***** INPUT FOR THIS TASK *****

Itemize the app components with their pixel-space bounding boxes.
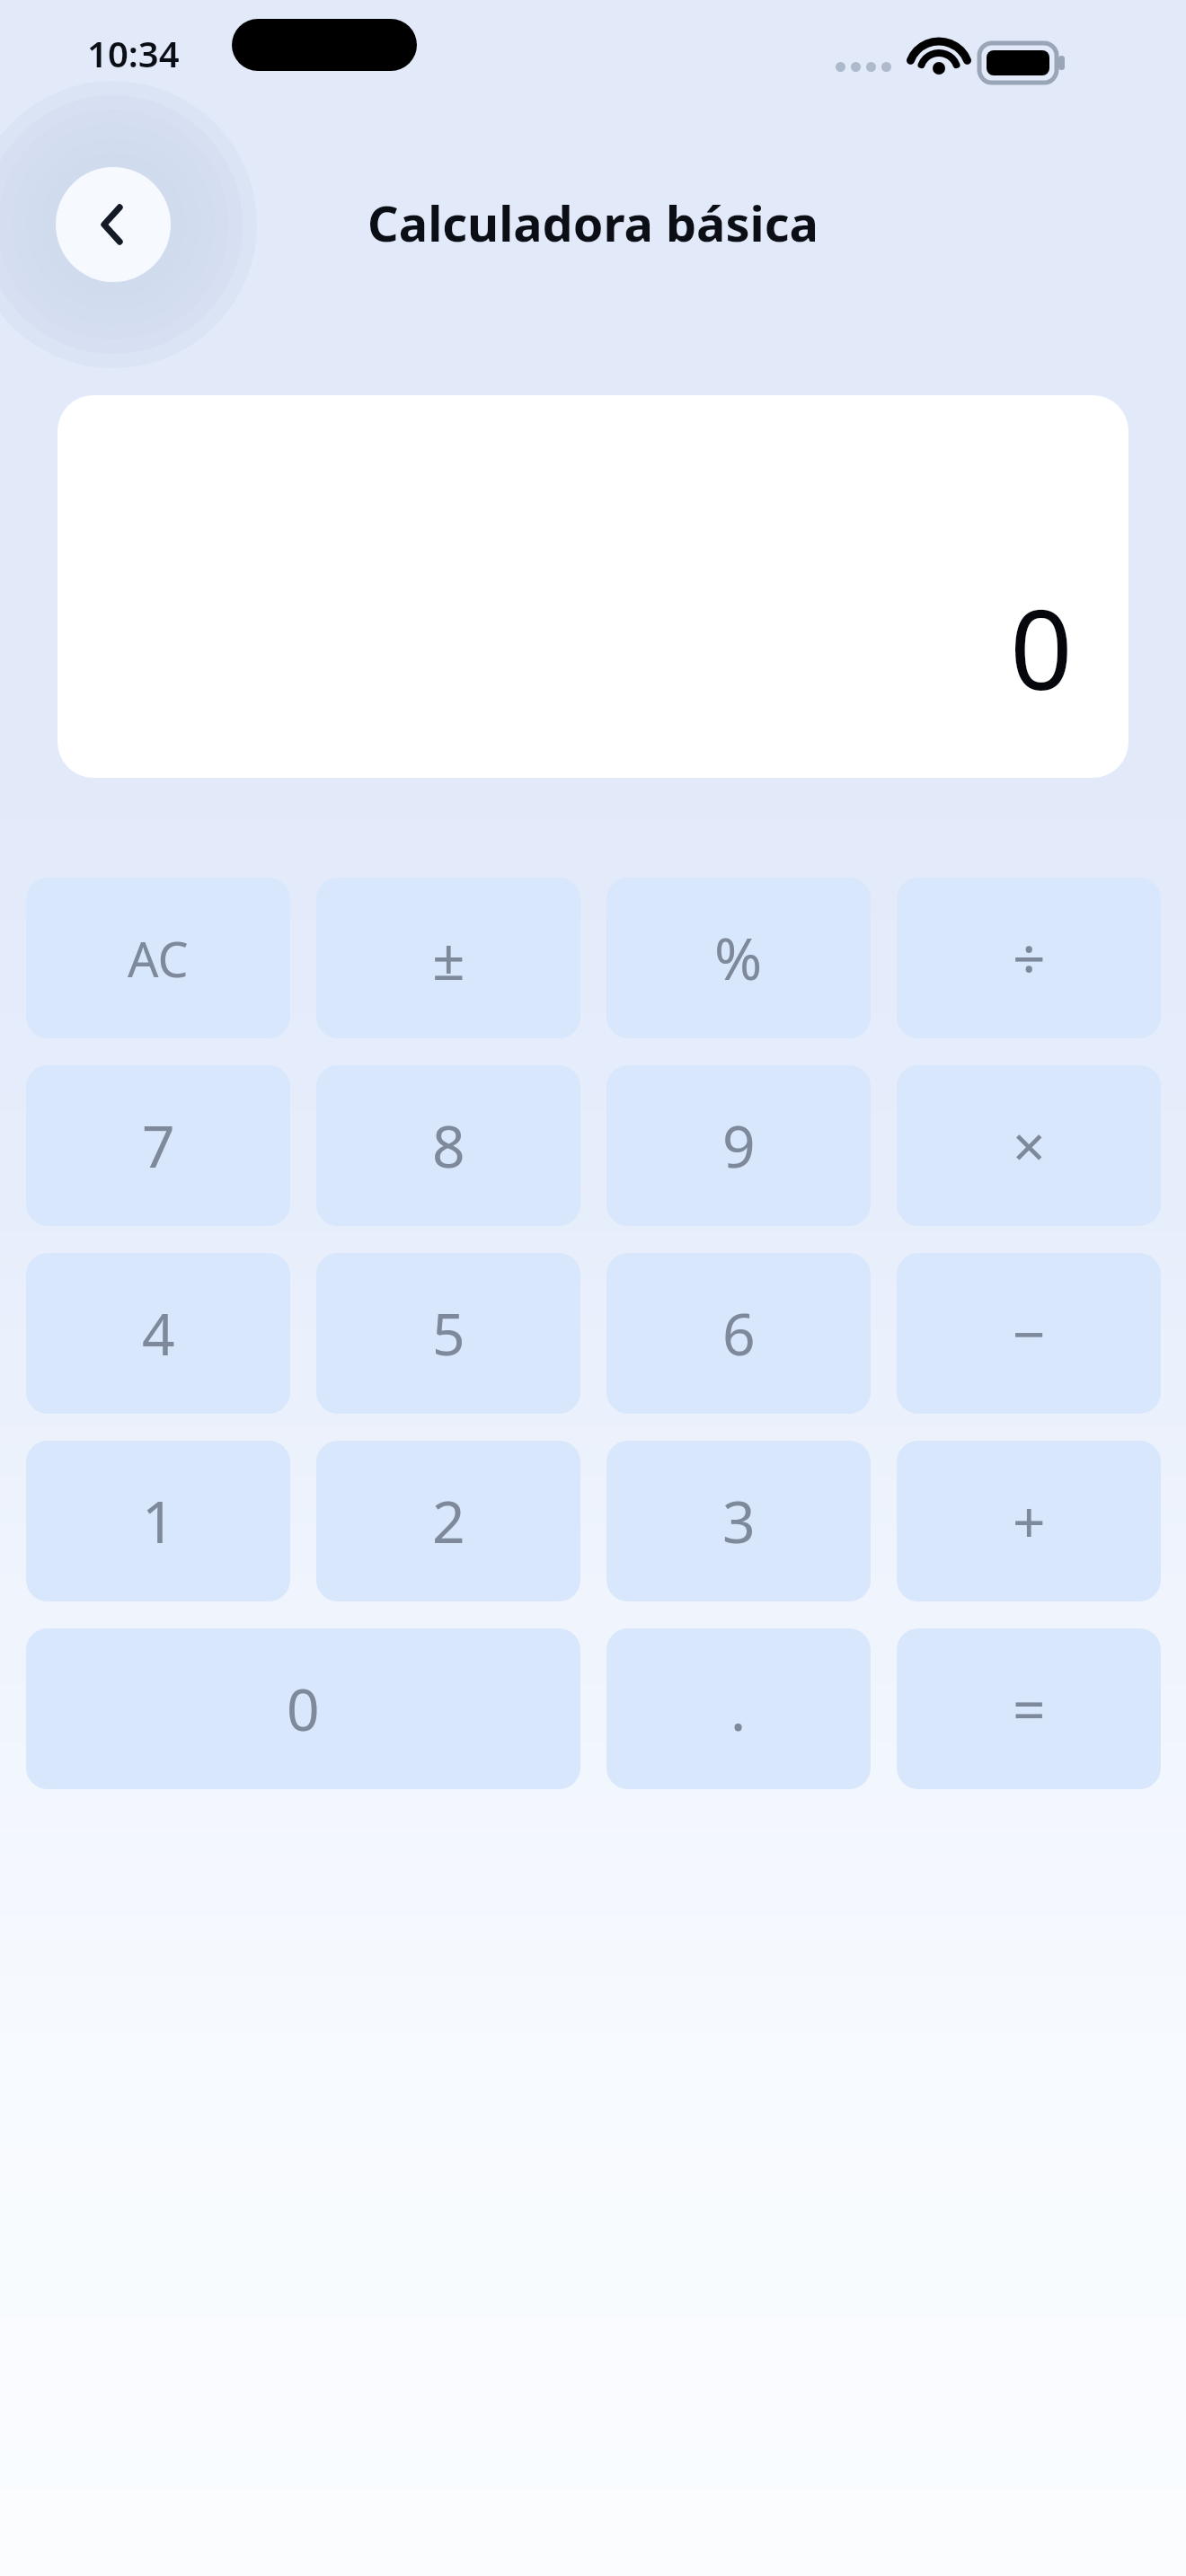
staticText: 2: [432, 1482, 465, 1560]
staticText: 0: [287, 1670, 320, 1748]
button[interactable]: 6: [606, 1253, 871, 1414]
button[interactable]: 7: [26, 1065, 290, 1226]
staticText: 3: [722, 1482, 756, 1560]
staticText: AC: [128, 925, 189, 992]
staticText: −: [1013, 1294, 1046, 1372]
button[interactable]: 4: [26, 1253, 290, 1414]
button[interactable]: 2: [316, 1441, 580, 1601]
staticText: 1: [142, 1482, 175, 1560]
staticText: 6: [722, 1294, 756, 1372]
button[interactable]: 3: [606, 1441, 871, 1601]
button[interactable]: ÷: [897, 878, 1161, 1038]
staticText: +: [1013, 1482, 1046, 1560]
staticText: =: [1013, 1670, 1046, 1748]
staticText: 0: [1010, 573, 1073, 722]
button[interactable]: AC: [26, 878, 290, 1038]
button[interactable]: 8: [316, 1065, 580, 1226]
staticText: ±: [432, 919, 465, 997]
staticText: Calculadora básica: [0, 190, 1186, 256]
staticText: 10:34: [87, 29, 180, 77]
staticText: 5: [432, 1294, 465, 1372]
button[interactable]: +: [897, 1441, 1161, 1601]
staticText: ÷: [1013, 919, 1046, 997]
button[interactable]: 0: [26, 1628, 580, 1789]
button[interactable]: Back: [56, 167, 171, 282]
button[interactable]: ±: [316, 878, 580, 1038]
staticText: 4: [142, 1294, 175, 1372]
button[interactable]: −: [897, 1253, 1161, 1414]
button[interactable]: 1: [26, 1441, 290, 1601]
staticText: 9: [722, 1107, 756, 1185]
staticText: ×: [1013, 1107, 1046, 1185]
button[interactable]: ×: [897, 1065, 1161, 1226]
staticText: .: [730, 1670, 747, 1748]
staticText: %: [714, 919, 763, 997]
staticText: 7: [142, 1107, 175, 1185]
button[interactable]: %: [606, 878, 871, 1038]
staticText: 8: [432, 1107, 465, 1185]
button[interactable]: 9: [606, 1065, 871, 1226]
button[interactable]: .: [606, 1628, 871, 1789]
button[interactable]: =: [897, 1628, 1161, 1789]
button[interactable]: 5: [316, 1253, 580, 1414]
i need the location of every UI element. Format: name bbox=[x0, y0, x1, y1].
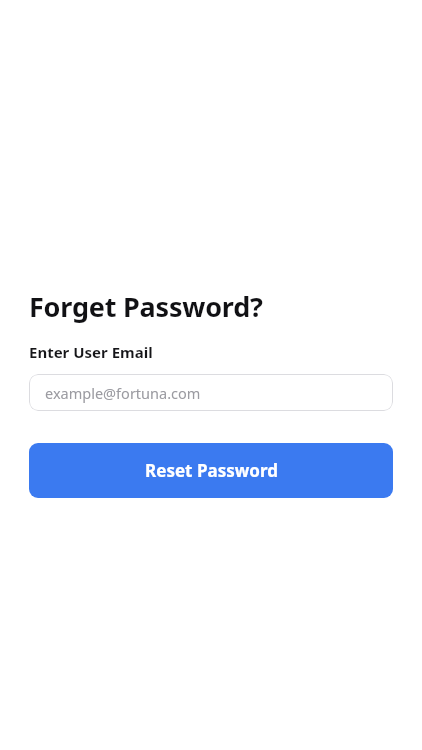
staticText: example@fortuna.com bbox=[45, 383, 201, 403]
staticText: Reset Password bbox=[145, 459, 278, 482]
button[interactable]: Reset Password bbox=[29, 443, 393, 498]
button[interactable]: example@fortuna.com bbox=[29, 374, 393, 411]
staticText: Enter User Email bbox=[29, 342, 153, 362]
staticText: Forget Password? bbox=[29, 288, 263, 325]
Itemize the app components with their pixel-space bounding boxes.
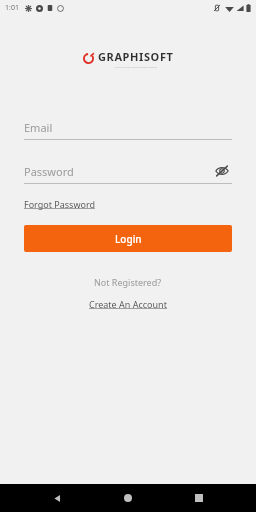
button[interactable]: Create An Account xyxy=(85,296,171,312)
staticText: 1:01 xyxy=(5,3,19,13)
staticText: Email xyxy=(24,120,53,135)
button[interactable]: Forgot Password xyxy=(24,196,96,212)
staticText: PART OF THE NEMETSCHEK GROUP xyxy=(115,65,158,68)
staticText: Password xyxy=(24,164,74,179)
staticText: Create An Account xyxy=(89,298,167,310)
staticText: Forgot Password xyxy=(24,198,96,210)
staticText: Not Registered? xyxy=(94,276,162,288)
staticText: GRAPHISOFT xyxy=(98,49,174,64)
staticText: Login xyxy=(115,232,142,246)
button[interactable]: Login xyxy=(24,225,232,252)
button[interactable]: Back xyxy=(43,484,71,512)
button[interactable]: Recent apps xyxy=(185,484,213,512)
button[interactable]: Home xyxy=(114,484,142,512)
button[interactable]: Show password xyxy=(212,161,232,181)
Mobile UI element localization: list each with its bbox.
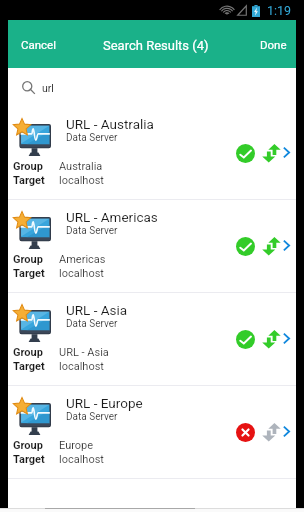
staticText: Group — [13, 160, 43, 173]
button[interactable]: Sync — [262, 144, 281, 163]
staticText: URL - Asia — [66, 302, 128, 318]
button[interactable]: Details — [283, 333, 290, 344]
button[interactable]: Sync — [262, 330, 281, 349]
button[interactable]: Status OK — [236, 237, 255, 256]
staticText: URL - Australia — [66, 116, 154, 132]
button[interactable]: Status OK — [236, 330, 255, 349]
button[interactable]: URL - Australia — [8, 107, 296, 200]
staticText: localhost — [59, 453, 104, 466]
button[interactable]: Status OK — [236, 144, 255, 163]
staticText: Cancel — [21, 38, 57, 51]
button[interactable]: Cancel — [8, 23, 70, 66]
button[interactable]: URL - Americas — [8, 200, 296, 293]
staticText: Australia — [59, 160, 103, 173]
staticText: Search Results (4) — [103, 38, 209, 53]
button[interactable]: Status error — [236, 423, 255, 442]
staticText: Target — [13, 453, 45, 466]
button[interactable]: Sync — [262, 237, 281, 256]
staticText: Target — [13, 360, 45, 373]
button[interactable]: Done — [247, 23, 296, 66]
button[interactable]: Sync — [262, 423, 281, 442]
button[interactable]: Details — [283, 426, 290, 437]
staticText: URL - Asia — [59, 346, 109, 359]
staticText: Group — [13, 439, 43, 452]
staticText: URL - Europe — [66, 395, 143, 411]
staticText: URL - Americas — [66, 209, 158, 225]
button[interactable]: Details — [283, 147, 290, 158]
button[interactable]: URL - Europe — [8, 386, 296, 479]
staticText: Europe — [59, 439, 94, 452]
staticText: Done — [260, 38, 287, 51]
staticText: Data Server — [66, 411, 118, 423]
staticText: localhost — [59, 174, 104, 187]
staticText: url — [42, 82, 54, 94]
staticText: localhost — [59, 267, 104, 280]
staticText: Group — [13, 346, 43, 359]
staticText: localhost — [59, 360, 104, 373]
button[interactable]: url — [8, 68, 296, 107]
staticText: 1:19 — [267, 3, 292, 18]
staticText: Target — [13, 267, 45, 280]
staticText: Data Server — [66, 132, 118, 144]
staticText: Data Server — [66, 225, 118, 237]
button[interactable]: Details — [283, 240, 290, 251]
button[interactable]: URL - Asia — [8, 293, 296, 386]
staticText: Group — [13, 253, 43, 266]
staticText: Americas — [59, 253, 106, 266]
staticText: Data Server — [66, 318, 118, 330]
staticText: Target — [13, 174, 45, 187]
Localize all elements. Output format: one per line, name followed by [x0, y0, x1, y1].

*****

> AIM: Can you update everything from the start of the rows down through the line containing "i need the location" so that "staticText" becomes "label", with nothing else changed and the pictures left out?

> TASK RESULT:
Itemize the app components with their pixel-space bounding boxes.
label: 2: [432, 1482, 465, 1560]
label: 0: [287, 1670, 320, 1748]
button[interactable]: 6: [606, 1253, 871, 1414]
button[interactable]: 7: [26, 1065, 290, 1226]
label: 3: [722, 1482, 756, 1560]
label: AC: [128, 925, 189, 992]
label: −: [1013, 1294, 1046, 1372]
button[interactable]: 4: [26, 1253, 290, 1414]
button[interactable]: 2: [316, 1441, 580, 1601]
label: 1: [142, 1482, 175, 1560]
label: 6: [722, 1294, 756, 1372]
button[interactable]: 3: [606, 1441, 871, 1601]
button[interactable]: ÷: [897, 878, 1161, 1038]
label: +: [1013, 1482, 1046, 1560]
label: =: [1013, 1670, 1046, 1748]
label: 0: [1010, 573, 1073, 722]
button[interactable]: AC: [26, 878, 290, 1038]
button[interactable]: 8: [316, 1065, 580, 1226]
label: ±: [432, 919, 465, 997]
label: Calculadora básica: [0, 190, 1186, 256]
label: 10:34: [87, 29, 180, 77]
label: 5: [432, 1294, 465, 1372]
button[interactable]: +: [897, 1441, 1161, 1601]
label: ÷: [1013, 919, 1046, 997]
button[interactable]: 0: [26, 1628, 580, 1789]
button[interactable]: Back: [56, 167, 171, 282]
button[interactable]: ±: [316, 878, 580, 1038]
label: 4: [142, 1294, 175, 1372]
button[interactable]: −: [897, 1253, 1161, 1414]
button[interactable]: 1: [26, 1441, 290, 1601]
label: 9: [722, 1107, 756, 1185]
label: ×: [1013, 1107, 1046, 1185]
button[interactable]: ×: [897, 1065, 1161, 1226]
label: .: [730, 1670, 747, 1748]
label: %: [714, 919, 763, 997]
label: 7: [142, 1107, 175, 1185]
button[interactable]: %: [606, 878, 871, 1038]
label: 8: [432, 1107, 465, 1185]
button[interactable]: 9: [606, 1065, 871, 1226]
button[interactable]: .: [606, 1628, 871, 1789]
button[interactable]: =: [897, 1628, 1161, 1789]
button[interactable]: 5: [316, 1253, 580, 1414]
i need the location of every UI element. Format: name bbox=[x0, y0, x1, y1].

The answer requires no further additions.